[Stored dataset items]

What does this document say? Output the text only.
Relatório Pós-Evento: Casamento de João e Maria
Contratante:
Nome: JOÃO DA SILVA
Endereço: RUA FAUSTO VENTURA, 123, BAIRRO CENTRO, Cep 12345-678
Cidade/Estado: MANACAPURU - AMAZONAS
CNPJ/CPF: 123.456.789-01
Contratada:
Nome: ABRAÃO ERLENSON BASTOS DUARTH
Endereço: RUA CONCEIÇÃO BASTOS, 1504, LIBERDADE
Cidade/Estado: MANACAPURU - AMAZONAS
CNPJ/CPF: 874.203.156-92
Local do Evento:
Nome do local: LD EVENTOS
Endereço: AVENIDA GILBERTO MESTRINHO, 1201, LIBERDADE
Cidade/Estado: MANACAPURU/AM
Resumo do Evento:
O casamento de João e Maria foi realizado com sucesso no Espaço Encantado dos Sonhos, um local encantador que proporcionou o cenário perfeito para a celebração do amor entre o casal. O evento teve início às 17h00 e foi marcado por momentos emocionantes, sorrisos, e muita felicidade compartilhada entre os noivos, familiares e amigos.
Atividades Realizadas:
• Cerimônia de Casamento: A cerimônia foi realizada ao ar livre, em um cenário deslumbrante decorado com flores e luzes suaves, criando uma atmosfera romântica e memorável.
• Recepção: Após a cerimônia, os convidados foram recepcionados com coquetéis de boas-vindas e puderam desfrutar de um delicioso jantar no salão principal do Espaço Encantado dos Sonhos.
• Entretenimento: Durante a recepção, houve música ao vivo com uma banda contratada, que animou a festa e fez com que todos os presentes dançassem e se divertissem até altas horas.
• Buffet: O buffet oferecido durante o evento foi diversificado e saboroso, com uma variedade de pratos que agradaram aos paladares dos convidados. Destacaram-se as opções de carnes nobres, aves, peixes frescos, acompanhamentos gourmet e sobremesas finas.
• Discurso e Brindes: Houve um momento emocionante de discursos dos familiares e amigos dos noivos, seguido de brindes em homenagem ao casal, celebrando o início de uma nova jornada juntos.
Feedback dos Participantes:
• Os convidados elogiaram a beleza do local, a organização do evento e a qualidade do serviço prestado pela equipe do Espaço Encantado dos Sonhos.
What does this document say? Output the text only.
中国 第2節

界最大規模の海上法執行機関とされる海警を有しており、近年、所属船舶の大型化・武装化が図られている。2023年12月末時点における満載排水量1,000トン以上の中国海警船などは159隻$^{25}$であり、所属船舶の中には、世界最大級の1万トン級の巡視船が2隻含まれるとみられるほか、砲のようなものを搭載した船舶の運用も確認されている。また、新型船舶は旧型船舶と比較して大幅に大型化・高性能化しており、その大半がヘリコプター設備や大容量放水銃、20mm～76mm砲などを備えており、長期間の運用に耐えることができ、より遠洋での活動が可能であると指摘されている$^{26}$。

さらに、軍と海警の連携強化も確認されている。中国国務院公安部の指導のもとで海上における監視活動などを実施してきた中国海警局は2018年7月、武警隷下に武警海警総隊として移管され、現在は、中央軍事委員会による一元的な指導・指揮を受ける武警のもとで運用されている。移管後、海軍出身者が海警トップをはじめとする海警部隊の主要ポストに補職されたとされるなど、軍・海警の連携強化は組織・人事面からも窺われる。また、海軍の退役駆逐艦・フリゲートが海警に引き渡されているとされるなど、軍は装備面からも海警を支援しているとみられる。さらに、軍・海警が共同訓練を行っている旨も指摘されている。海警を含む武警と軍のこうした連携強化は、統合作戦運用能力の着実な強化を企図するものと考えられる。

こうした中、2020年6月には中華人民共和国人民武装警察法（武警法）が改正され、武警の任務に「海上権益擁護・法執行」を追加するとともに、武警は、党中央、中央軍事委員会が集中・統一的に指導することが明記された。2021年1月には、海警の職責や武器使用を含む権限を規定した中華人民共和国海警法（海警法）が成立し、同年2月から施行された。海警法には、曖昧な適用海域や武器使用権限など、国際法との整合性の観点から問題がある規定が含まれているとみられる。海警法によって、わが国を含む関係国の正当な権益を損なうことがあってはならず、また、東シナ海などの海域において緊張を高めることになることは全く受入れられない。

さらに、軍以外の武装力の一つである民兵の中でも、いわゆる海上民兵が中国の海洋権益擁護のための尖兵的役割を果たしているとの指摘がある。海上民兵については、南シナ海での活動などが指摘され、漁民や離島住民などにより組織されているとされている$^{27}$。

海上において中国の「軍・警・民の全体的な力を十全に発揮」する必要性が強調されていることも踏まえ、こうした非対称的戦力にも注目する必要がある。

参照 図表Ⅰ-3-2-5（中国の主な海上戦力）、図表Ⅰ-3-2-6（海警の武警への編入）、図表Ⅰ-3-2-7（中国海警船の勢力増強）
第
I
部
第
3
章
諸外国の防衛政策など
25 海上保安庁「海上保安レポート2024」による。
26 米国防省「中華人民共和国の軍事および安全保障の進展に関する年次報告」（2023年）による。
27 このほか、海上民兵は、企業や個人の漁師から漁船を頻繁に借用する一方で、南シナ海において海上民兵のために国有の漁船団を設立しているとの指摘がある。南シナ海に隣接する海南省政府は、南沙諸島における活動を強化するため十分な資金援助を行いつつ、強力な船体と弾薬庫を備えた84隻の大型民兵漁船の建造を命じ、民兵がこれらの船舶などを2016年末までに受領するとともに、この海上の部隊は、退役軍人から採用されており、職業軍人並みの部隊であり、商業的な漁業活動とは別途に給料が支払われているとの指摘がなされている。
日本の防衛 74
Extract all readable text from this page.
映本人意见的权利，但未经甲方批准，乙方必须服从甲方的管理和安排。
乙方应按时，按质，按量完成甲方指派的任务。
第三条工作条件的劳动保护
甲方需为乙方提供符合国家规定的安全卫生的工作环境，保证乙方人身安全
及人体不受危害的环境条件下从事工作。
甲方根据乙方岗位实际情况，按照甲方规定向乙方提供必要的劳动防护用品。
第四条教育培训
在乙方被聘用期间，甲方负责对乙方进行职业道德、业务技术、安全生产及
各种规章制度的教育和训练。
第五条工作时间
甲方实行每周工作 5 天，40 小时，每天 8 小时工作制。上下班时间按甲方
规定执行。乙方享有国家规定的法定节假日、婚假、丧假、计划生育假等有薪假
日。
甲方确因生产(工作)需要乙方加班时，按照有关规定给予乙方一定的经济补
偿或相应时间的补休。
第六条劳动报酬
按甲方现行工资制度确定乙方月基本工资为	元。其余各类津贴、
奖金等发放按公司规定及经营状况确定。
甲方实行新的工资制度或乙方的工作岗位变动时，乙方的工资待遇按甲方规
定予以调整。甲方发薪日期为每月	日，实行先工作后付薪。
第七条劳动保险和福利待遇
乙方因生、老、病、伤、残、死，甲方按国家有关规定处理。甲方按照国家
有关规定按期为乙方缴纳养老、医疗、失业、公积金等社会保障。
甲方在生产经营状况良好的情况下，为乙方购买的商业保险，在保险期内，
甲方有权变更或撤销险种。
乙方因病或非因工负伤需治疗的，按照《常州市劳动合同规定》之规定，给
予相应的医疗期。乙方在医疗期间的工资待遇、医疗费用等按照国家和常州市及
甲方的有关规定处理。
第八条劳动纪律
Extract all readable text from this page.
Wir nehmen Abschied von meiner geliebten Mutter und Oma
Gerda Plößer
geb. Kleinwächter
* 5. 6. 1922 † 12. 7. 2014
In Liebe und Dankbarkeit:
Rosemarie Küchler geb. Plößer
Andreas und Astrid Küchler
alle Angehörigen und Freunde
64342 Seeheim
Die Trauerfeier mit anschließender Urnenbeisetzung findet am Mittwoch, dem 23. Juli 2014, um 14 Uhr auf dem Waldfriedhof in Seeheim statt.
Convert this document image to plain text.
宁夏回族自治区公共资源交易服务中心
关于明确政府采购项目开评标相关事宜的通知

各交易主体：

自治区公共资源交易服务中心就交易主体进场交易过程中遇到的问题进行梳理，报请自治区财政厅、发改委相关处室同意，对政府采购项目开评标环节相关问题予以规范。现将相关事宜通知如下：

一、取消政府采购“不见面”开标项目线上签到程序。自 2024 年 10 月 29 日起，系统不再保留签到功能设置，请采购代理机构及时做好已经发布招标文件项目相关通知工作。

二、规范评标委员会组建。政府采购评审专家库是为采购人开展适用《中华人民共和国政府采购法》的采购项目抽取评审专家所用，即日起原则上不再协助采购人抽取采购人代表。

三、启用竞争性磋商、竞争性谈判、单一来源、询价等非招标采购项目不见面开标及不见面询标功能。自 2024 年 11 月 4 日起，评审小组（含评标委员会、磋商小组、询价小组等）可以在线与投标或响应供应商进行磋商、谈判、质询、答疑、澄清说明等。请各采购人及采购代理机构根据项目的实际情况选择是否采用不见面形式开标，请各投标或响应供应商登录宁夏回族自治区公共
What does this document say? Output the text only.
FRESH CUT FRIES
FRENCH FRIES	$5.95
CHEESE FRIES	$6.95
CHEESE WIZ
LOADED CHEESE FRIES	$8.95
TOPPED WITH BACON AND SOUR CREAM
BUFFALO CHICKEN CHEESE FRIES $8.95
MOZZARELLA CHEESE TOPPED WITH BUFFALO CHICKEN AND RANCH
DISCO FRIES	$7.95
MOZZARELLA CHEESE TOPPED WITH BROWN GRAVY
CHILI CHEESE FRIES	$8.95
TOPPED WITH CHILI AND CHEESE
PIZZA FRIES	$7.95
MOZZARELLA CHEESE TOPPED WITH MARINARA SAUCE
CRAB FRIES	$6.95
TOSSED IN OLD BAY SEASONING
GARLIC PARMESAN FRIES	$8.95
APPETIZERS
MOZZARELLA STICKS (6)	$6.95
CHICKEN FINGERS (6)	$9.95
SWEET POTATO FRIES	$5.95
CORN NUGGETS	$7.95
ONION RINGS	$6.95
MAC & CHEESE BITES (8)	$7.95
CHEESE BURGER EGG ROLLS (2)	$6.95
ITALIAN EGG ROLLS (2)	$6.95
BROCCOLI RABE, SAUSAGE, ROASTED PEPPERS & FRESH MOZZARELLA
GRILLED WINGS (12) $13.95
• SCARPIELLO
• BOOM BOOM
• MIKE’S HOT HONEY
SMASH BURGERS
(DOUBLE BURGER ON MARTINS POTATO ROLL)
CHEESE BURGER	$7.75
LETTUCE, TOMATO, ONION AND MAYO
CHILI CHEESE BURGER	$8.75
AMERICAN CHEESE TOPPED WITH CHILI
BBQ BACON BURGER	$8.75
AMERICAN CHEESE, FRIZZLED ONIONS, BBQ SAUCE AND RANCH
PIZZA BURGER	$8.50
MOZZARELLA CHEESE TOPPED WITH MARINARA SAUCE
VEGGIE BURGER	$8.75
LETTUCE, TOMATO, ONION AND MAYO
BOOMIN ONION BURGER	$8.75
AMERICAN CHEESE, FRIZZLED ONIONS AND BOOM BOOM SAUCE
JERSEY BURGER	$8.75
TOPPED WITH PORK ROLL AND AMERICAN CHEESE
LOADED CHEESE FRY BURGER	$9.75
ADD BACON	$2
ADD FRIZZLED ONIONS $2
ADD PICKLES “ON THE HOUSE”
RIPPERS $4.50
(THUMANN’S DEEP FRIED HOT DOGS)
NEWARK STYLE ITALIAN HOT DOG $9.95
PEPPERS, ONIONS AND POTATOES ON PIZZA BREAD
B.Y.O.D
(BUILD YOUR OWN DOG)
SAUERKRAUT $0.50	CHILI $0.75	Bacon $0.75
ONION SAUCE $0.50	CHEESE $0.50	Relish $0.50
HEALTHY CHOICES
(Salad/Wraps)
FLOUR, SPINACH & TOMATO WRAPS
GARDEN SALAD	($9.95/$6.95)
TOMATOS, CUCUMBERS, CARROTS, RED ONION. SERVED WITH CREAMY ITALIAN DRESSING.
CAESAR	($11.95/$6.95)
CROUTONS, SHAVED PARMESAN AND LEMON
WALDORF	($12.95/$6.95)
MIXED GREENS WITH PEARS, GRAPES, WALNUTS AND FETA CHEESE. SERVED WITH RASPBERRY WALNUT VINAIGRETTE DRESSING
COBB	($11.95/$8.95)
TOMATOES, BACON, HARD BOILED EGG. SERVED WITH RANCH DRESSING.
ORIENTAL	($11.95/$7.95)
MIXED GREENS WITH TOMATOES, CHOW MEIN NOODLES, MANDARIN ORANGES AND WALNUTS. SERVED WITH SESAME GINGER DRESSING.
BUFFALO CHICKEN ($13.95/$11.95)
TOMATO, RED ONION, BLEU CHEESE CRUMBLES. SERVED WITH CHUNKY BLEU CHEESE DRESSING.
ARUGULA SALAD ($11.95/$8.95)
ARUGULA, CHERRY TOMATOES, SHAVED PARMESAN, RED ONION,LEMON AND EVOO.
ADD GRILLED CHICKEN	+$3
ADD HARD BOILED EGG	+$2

## YOUR TASK
Check every line of the listing for the string "MIXED" and report how many lines have it, as a number alone.

## SOLUTION TO THIS PROBLEM
2